(A block of data)
◆ ◆ ◆ ◆

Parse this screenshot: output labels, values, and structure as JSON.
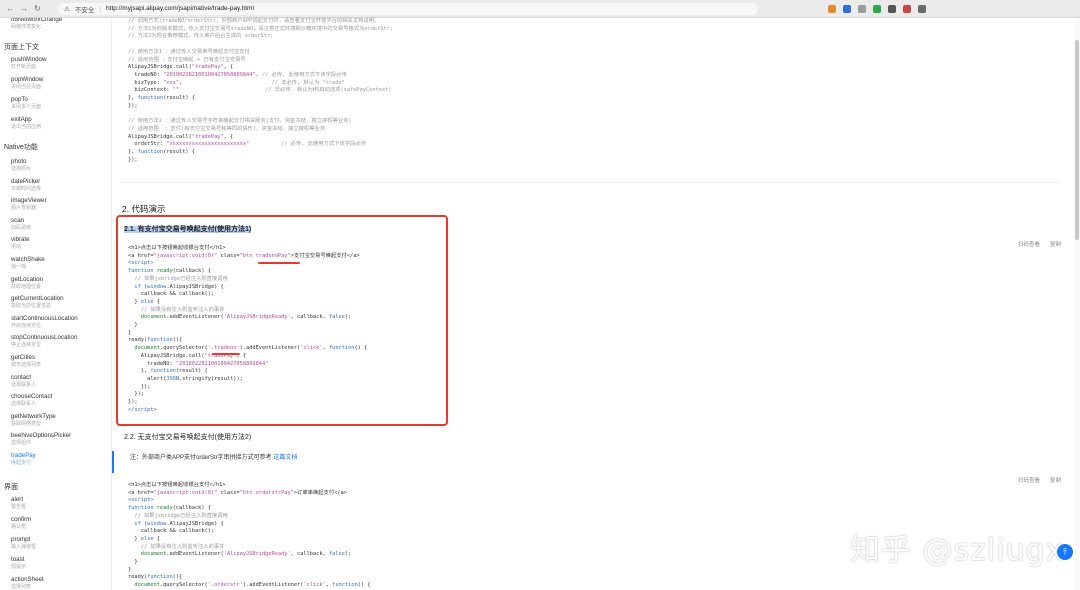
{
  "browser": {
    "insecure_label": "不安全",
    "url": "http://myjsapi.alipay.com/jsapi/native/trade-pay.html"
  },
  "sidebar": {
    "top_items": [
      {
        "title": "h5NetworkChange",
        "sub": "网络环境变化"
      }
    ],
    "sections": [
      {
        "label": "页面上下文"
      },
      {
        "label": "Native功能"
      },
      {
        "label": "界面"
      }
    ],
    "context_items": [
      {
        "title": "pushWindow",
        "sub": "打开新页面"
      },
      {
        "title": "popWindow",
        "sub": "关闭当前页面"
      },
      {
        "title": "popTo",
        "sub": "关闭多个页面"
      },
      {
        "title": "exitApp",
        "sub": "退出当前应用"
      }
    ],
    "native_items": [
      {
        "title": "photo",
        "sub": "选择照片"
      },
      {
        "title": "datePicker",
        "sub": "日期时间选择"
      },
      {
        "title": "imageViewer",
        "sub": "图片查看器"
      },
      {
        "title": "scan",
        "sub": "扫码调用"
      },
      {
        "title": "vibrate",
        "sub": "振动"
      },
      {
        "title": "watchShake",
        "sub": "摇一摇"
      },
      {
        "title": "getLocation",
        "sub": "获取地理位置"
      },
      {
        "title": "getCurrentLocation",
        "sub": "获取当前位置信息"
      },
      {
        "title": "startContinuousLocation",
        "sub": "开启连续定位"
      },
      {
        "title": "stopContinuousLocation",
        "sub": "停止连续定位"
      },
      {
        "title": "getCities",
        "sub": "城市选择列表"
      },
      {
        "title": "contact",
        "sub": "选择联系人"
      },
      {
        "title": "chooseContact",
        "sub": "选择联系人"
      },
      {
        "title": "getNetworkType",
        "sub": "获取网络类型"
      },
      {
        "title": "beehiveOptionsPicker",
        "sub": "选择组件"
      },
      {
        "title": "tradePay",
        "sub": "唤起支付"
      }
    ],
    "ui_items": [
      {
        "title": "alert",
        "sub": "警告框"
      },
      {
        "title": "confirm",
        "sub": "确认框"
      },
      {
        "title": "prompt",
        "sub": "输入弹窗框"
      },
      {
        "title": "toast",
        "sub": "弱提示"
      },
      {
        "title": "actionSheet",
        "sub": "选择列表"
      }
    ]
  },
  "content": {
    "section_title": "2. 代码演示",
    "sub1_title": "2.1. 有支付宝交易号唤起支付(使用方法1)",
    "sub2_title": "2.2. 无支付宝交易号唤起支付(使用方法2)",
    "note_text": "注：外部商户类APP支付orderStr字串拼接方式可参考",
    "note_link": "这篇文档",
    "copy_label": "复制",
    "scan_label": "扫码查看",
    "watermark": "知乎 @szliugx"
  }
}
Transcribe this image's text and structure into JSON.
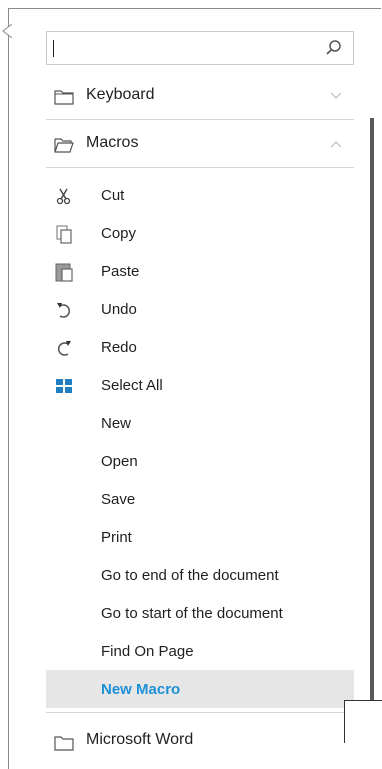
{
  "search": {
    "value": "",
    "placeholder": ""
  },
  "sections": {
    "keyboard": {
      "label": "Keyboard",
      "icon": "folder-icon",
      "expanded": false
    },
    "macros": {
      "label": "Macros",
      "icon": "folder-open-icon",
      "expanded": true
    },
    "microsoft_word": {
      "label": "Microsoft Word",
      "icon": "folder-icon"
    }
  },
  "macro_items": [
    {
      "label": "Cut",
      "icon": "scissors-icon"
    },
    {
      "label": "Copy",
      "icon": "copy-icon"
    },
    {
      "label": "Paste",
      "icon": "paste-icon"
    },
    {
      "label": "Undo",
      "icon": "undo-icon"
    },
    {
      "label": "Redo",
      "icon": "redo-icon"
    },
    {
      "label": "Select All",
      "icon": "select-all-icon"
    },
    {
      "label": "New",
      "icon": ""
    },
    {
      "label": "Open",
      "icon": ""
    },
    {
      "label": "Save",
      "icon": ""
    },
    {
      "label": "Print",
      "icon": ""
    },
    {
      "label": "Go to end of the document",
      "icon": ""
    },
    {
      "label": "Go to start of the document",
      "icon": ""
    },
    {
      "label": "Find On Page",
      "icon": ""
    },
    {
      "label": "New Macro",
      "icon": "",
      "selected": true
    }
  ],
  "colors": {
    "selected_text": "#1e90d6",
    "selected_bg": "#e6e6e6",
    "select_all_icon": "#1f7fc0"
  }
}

◆ ◆ ◆ ◆

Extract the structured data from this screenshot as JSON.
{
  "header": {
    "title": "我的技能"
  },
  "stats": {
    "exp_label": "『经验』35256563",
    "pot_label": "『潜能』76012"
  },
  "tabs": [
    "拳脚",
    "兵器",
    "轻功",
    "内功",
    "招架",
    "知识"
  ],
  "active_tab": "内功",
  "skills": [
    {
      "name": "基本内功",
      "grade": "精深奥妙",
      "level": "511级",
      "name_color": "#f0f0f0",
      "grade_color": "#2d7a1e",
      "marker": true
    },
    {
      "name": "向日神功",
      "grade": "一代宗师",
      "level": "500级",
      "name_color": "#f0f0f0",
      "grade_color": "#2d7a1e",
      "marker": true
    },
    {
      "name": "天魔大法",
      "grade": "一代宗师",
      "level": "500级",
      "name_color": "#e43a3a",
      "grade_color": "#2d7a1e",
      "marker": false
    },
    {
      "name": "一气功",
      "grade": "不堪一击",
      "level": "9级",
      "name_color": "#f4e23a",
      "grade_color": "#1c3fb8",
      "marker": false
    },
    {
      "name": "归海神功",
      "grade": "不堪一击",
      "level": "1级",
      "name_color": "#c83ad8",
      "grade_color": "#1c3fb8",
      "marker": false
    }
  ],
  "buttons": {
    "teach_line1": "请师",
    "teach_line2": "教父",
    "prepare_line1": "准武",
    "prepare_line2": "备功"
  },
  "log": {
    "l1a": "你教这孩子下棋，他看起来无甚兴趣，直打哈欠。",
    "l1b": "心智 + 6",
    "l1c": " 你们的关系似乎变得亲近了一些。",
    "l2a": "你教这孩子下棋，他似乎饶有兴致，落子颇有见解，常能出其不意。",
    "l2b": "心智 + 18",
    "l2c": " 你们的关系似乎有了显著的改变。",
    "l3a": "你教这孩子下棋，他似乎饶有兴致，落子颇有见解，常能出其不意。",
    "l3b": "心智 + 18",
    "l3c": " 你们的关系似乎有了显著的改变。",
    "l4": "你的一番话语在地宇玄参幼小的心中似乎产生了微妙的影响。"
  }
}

◆ ◆ ◆ ◆

-- Your instructions --
Determine how many lines in the records contain "常能出其不意", and reply with the number only.

-- Task answer --
2